- _THE DATA_
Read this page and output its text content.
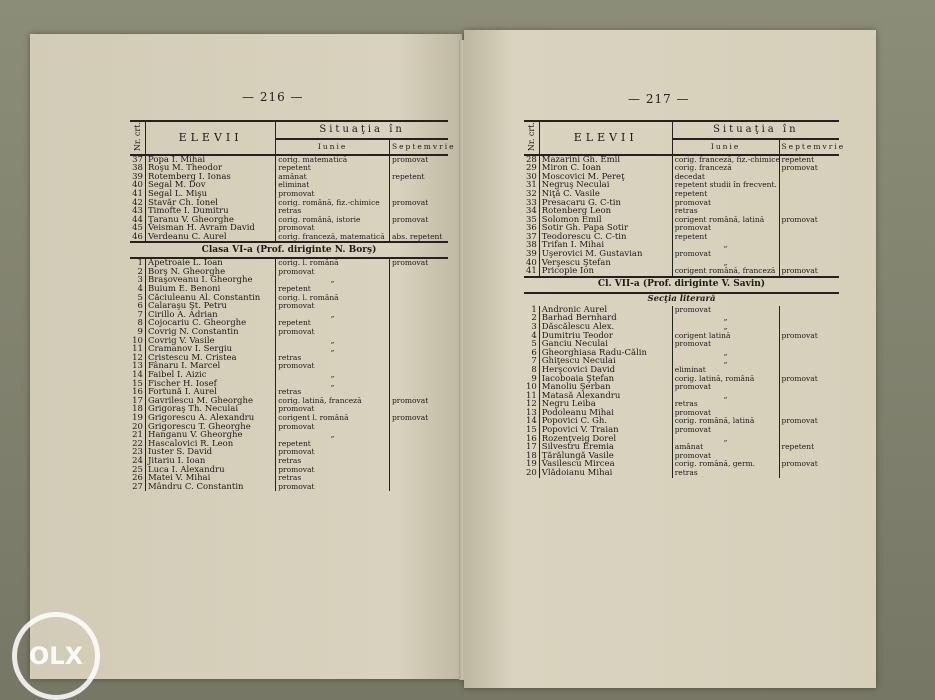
— 216 —
Nr. crt.	ELEVII	Situaţia în	
		Iunie	Septemvrie
37	Popa I. Mihai	corig. matematică	promovat
38	Roşu M. Theodor	repetent	
39	Rotemberg I. Ionas	amânat	repetent
40	Segal M. Dov	eliminat	
41	Segal L. Mişu	promovat	
42	Stavăr Ch. Ionel	corig. română, fiz.-chimice	promovat
43	Timofte I. Dumitru	retras	
44	Ţaranu V. Gheorghe	corig. română, istorie	promovat
45	Veisman H. Avram David	promovat	
46	Verdeanu C. Aurel	corig. franceză, matematică	abs. repetent
Clasa VI-a (Prof. diriginte N. Borş)			
1	Apetroaie L. Ioan	corig. l. română	promovat
2	Borş N. Gheorghe	promovat	
3	Braşoveanu I. Gheorghe	„	
4	Buium E. Benoni	repetent	
5	Căciuleanu Al. Constantin	corig. l. română	
6	Calaraşu Şt. Petru	promovat	
7	Cirillo A. Adrian	„	
8	Cojocariu C. Gheorghe	repetent	
9	Covrig N. Constantin	promovat	
10	Covrig V. Vasile	„	
11	Cramanov I. Sergiu	„	
12	Cristescu M. Cristea	retras	
13	Fânaru I. Marcel	promovat	
14	Faibel I. Aizic	„	
15	Fischer H. Iosef	„	
16	Fortună I. Aurel	retras	
17	Gavrilescu M. Gheorghe	corig. latină, franceză	promovat
18	Grigoraş Th. Neculai	promovat	
19	Grigorescu A. Alexandru	corigent l. română	promovat
20	Grigorescu T. Gheorghe	promovat	
21	Hanganu V. Gheorghe	„	
22	Hascalovici R. Leon	repetent	
23	Iuster S. David	promovat	
24	Jitariu I. Ioan	retras	
25	Luca I. Alexandru	promovat	
26	Matei V. Mihai	retras	
27	Mândru C. Constantin	promovat	
— 217 —
Nr. crt.	ELEVII	Situaţia în	
		Iunie	Septemvrie
28	Mazarini Gh. Emil	corig. franceză, fiz.-chimice	repetent
29	Miron C. Ioan	corig. franceză	promovat
30	Moscovici M. Pereţ	decedat	
31	Negruş Neculai	repetent studii în frecvent.	
32	Niţă C. Vasile	repetent	
33	Presacaru G. C-tin	promovat	
34	Rotenberg Leon	retras	
35	Solomon Emil	corigent română, latină	promovat
36	Sotir Gh. Papa Sotir	promovat	
37	Teodorescu C. C-tin	repetent	
38	Trifan I. Mihai	„	
39	Uşerovici M. Gustavian	promovat	
40	Verşescu Ştefan	„	
41	Pricopie Ion	corigent română, franceză	promovat
Cl. VII-a (Prof. diriginte V. Savin)			
Secţia literară			
1	Andronic Aurel	promovat	
2	Barhad Bernhard	„	
3	Dăscălescu Alex.	„	
4	Dumitriu Teodor	corigent latină	promovat
5	Ganciu Neculai	promovat	
6	Gheorghiasa Radu-Călin	„	
7	Ghiţescu Neculai	„	
8	Herşcovici David	eliminat	
9	Iacoboaia Ştefan	corig. latină, română	promovat
10	Manoliu Şerban	promovat	
11	Matasă Alexandru	„	
12	Negru Leiba	retras	
13	Podoleanu Mihai	promovat	
14	Popovici C. Gh.	corig. română, latină	promovat
15	Popovici V. Traian	promovat	
16	Rozenţveig Dorel	„	
17	Silvestru Eremia	amânat	repetent
18	Ţărălungă Vasile	promovat	
19	Vasilescu Mircea	corig. română, germ.	promovat
20	Vlădoianu Mihai	retras	
OLX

- _TASK DETAILS_
Transcribe all entries above exactly. Drop the pictures.

- _EXPECTED OUTPUT_
Read this page and output its text content.
— 216 —
Nr. crt.	ELEVII	Situaţia în	
		Iunie	Septemvrie
37	Popa I. Mihai	corig. matematică	promovat
38	Roşu M. Theodor	repetent	
39	Rotemberg I. Ionas	amânat	repetent
40	Segal M. Dov	eliminat	
41	Segal L. Mişu	promovat	
42	Stavăr Ch. Ionel	corig. română, fiz.-chimice	promovat
43	Timofte I. Dumitru	retras	
44	Ţaranu V. Gheorghe	corig. română, istorie	promovat
45	Veisman H. Avram David	promovat	
46	Verdeanu C. Aurel	corig. franceză, matematică	abs. repetent
Clasa VI-a (Prof. diriginte N. Borş)			
1	Apetroaie L. Ioan	corig. l. română	promovat
2	Borş N. Gheorghe	promovat	
3	Braşoveanu I. Gheorghe	„	
4	Buium E. Benoni	repetent	
5	Căciuleanu Al. Constantin	corig. l. română	
6	Calaraşu Şt. Petru	promovat	
7	Cirillo A. Adrian	„	
8	Cojocariu C. Gheorghe	repetent	
9	Covrig N. Constantin	promovat	
10	Covrig V. Vasile	„	
11	Cramanov I. Sergiu	„	
12	Cristescu M. Cristea	retras	
13	Fânaru I. Marcel	promovat	
14	Faibel I. Aizic	„	
15	Fischer H. Iosef	„	
16	Fortună I. Aurel	retras	
17	Gavrilescu M. Gheorghe	corig. latină, franceză	promovat
18	Grigoraş Th. Neculai	promovat	
19	Grigorescu A. Alexandru	corigent l. română	promovat
20	Grigorescu T. Gheorghe	promovat	
21	Hanganu V. Gheorghe	„	
22	Hascalovici R. Leon	repetent	
23	Iuster S. David	promovat	
24	Jitariu I. Ioan	retras	
25	Luca I. Alexandru	promovat	
26	Matei V. Mihai	retras	
27	Mândru C. Constantin	promovat	
— 217 —
Nr. crt.	ELEVII	Situaţia în	
		Iunie	Septemvrie
28	Mazarini Gh. Emil	corig. franceză, fiz.-chimice	repetent
29	Miron C. Ioan	corig. franceză	promovat
30	Moscovici M. Pereţ	decedat	
31	Negruş Neculai	repetent studii în frecvent.	
32	Niţă C. Vasile	repetent	
33	Presacaru G. C-tin	promovat	
34	Rotenberg Leon	retras	
35	Solomon Emil	corigent română, latină	promovat
36	Sotir Gh. Papa Sotir	promovat	
37	Teodorescu C. C-tin	repetent	
38	Trifan I. Mihai	„	
39	Uşerovici M. Gustavian	promovat	
40	Verşescu Ştefan	„	
41	Pricopie Ion	corigent română, franceză	promovat
Cl. VII-a (Prof. diriginte V. Savin)			
Secţia literară			
1	Andronic Aurel	promovat	
2	Barhad Bernhard	„	
3	Dăscălescu Alex.	„	
4	Dumitriu Teodor	corigent latină	promovat
5	Ganciu Neculai	promovat	
6	Gheorghiasa Radu-Călin	„	
7	Ghiţescu Neculai	„	
8	Herşcovici David	eliminat	
9	Iacoboaia Ştefan	corig. latină, română	promovat
10	Manoliu Şerban	promovat	
11	Matasă Alexandru	„	
12	Negru Leiba	retras	
13	Podoleanu Mihai	promovat	
14	Popovici C. Gh.	corig. română, latină	promovat
15	Popovici V. Traian	promovat	
16	Rozenţveig Dorel	„	
17	Silvestru Eremia	amânat	repetent
18	Ţărălungă Vasile	promovat	
19	Vasilescu Mircea	corig. română, germ.	promovat
20	Vlădoianu Mihai	retras	
OLX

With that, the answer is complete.